Problem details:
For each line in the data below that holds "głuchota", return a copy.

Collected data entries:

--

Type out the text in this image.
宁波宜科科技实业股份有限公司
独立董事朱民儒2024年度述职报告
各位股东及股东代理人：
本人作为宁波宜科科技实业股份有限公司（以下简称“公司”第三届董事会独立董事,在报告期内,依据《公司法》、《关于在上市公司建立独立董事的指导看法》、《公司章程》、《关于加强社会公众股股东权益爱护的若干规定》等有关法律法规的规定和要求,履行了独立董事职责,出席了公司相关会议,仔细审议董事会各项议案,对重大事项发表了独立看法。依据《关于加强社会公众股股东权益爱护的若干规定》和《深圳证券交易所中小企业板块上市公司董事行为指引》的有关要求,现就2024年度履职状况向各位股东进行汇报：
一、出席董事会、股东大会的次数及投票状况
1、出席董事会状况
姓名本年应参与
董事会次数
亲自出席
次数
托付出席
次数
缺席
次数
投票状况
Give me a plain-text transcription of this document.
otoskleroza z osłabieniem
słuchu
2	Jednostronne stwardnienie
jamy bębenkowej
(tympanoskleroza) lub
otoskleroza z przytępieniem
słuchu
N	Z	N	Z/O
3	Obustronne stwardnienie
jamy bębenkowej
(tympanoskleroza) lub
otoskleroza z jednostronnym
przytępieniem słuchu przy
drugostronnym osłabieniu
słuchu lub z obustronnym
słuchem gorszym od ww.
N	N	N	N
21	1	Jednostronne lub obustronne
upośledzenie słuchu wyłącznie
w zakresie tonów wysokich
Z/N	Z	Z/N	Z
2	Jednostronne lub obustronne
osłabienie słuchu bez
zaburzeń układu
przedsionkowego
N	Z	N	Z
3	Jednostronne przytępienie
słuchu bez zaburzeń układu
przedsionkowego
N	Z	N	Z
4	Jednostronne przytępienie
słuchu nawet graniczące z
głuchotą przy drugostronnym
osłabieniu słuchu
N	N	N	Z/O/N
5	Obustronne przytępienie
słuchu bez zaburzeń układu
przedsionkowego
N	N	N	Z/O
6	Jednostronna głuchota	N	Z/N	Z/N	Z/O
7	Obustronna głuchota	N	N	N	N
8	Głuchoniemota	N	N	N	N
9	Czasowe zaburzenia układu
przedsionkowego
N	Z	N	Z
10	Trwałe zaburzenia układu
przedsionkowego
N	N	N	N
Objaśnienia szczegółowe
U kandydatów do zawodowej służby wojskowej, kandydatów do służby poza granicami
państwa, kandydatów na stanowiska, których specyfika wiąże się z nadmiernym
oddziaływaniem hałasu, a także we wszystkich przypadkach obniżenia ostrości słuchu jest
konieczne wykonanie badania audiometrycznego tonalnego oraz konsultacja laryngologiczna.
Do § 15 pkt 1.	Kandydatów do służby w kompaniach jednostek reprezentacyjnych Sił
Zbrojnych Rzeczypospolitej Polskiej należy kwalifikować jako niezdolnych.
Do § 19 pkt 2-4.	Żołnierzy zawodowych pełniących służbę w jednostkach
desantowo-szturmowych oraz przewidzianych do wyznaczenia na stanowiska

--

Full output:
6	Jednostronna głuchota	N	Z/N	Z/N	Z/O
7	Obustronna głuchota	N	N	N	N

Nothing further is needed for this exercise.